◆ Set problem
Copy every line of the listing exactly.

◆ Data excerpts
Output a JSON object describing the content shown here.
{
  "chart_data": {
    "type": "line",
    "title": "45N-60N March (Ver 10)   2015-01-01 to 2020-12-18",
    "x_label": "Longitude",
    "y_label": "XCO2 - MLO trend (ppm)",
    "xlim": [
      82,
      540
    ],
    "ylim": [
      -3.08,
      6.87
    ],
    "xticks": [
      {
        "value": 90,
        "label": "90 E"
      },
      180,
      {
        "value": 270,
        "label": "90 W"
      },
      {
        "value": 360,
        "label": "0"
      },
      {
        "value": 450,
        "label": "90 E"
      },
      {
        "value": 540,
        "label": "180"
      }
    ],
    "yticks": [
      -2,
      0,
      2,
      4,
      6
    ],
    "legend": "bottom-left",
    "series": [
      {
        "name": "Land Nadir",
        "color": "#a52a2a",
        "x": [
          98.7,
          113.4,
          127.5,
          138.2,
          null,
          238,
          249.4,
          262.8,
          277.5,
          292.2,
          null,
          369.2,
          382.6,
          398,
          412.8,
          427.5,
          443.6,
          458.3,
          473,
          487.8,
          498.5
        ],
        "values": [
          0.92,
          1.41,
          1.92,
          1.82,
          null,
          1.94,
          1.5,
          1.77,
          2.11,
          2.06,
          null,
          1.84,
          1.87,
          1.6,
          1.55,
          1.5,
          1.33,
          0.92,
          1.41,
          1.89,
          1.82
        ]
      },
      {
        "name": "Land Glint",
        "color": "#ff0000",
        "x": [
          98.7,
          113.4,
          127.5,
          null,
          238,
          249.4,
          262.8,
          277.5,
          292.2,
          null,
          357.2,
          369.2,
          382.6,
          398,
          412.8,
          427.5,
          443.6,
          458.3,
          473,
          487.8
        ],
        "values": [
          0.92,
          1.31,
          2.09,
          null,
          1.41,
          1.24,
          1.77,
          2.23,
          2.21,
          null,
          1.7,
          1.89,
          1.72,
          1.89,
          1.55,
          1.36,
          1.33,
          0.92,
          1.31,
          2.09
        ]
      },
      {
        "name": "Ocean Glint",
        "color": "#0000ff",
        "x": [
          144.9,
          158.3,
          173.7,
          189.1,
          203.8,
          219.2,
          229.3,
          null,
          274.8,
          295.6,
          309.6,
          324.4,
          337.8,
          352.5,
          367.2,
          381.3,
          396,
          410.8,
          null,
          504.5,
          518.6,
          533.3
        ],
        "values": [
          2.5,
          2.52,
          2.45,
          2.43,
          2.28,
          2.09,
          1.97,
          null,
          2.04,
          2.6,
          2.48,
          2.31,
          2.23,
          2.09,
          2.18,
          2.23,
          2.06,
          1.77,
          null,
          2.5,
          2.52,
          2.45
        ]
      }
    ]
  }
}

◆ Answer to the problem
Output a JSON object describing the content shown here.
{
  "chart_data": {
    "type": "line",
    "title": "45N-60N March (Ver 10)   2015-01-01 to 2020-12-18",
    "x_label": "Longitude",
    "y_label": "XCO2 - MLO trend (ppm)",
    "xlim": [
      82,
      540
    ],
    "ylim": [
      -3.08,
      6.87
    ],
    "xticks": [
      {
        "value": 90,
        "label": "90 E"
      },
      180,
      {
        "value": 270,
        "label": "90 W"
      },
      {
        "value": 360,
        "label": "0"
      },
      {
        "value": 450,
        "label": "90 E"
      },
      {
        "value": 540,
        "label": "180"
      }
    ],
    "yticks": [
      -2,
      0,
      2,
      4,
      6
    ],
    "legend": "bottom-left",
    "series": [
      {
        "name": "Land Nadir",
        "color": "#a52a2a",
        "x": [
          98.7,
          113.4,
          127.5,
          138.2,
          null,
          238,
          249.4,
          262.8,
          277.5,
          292.2,
          null,
          369.2,
          382.6,
          398,
          412.8,
          427.5,
          443.6,
          458.3,
          473,
          487.8,
          498.5
        ],
        "values": [
          0.92,
          1.41,
          1.92,
          1.82,
          null,
          1.94,
          1.5,
          1.77,
          2.11,
          2.06,
          null,
          1.84,
          1.87,
          1.6,
          1.55,
          1.5,
          1.33,
          0.92,
          1.41,
          1.89,
          1.82
        ]
      },
      {
        "name": "Land Glint",
        "color": "#ff0000",
        "x": [
          98.7,
          113.4,
          127.5,
          null,
          238,
          249.4,
          262.8,
          277.5,
          292.2,
          null,
          357.2,
          369.2,
          382.6,
          398,
          412.8,
          427.5,
          443.6,
          458.3,
          473,
          487.8
        ],
        "values": [
          0.92,
          1.31,
          2.09,
          null,
          1.41,
          1.24,
          1.77,
          2.23,
          2.21,
          null,
          1.7,
          1.89,
          1.72,
          1.89,
          1.55,
          1.36,
          1.33,
          0.92,
          1.31,
          2.09
        ]
      },
      {
        "name": "Ocean Glint",
        "color": "#0000ff",
        "x": [
          144.9,
          158.3,
          173.7,
          189.1,
          203.8,
          219.2,
          229.3,
          null,
          274.8,
          295.6,
          309.6,
          324.4,
          337.8,
          352.5,
          367.2,
          381.3,
          396,
          410.8,
          null,
          504.5,
          518.6,
          533.3
        ],
        "values": [
          2.5,
          2.52,
          2.45,
          2.43,
          2.28,
          2.09,
          1.97,
          null,
          2.04,
          2.6,
          2.48,
          2.31,
          2.23,
          2.09,
          2.18,
          2.23,
          2.06,
          1.77,
          null,
          2.5,
          2.52,
          2.45
        ]
      }
    ]
  }
}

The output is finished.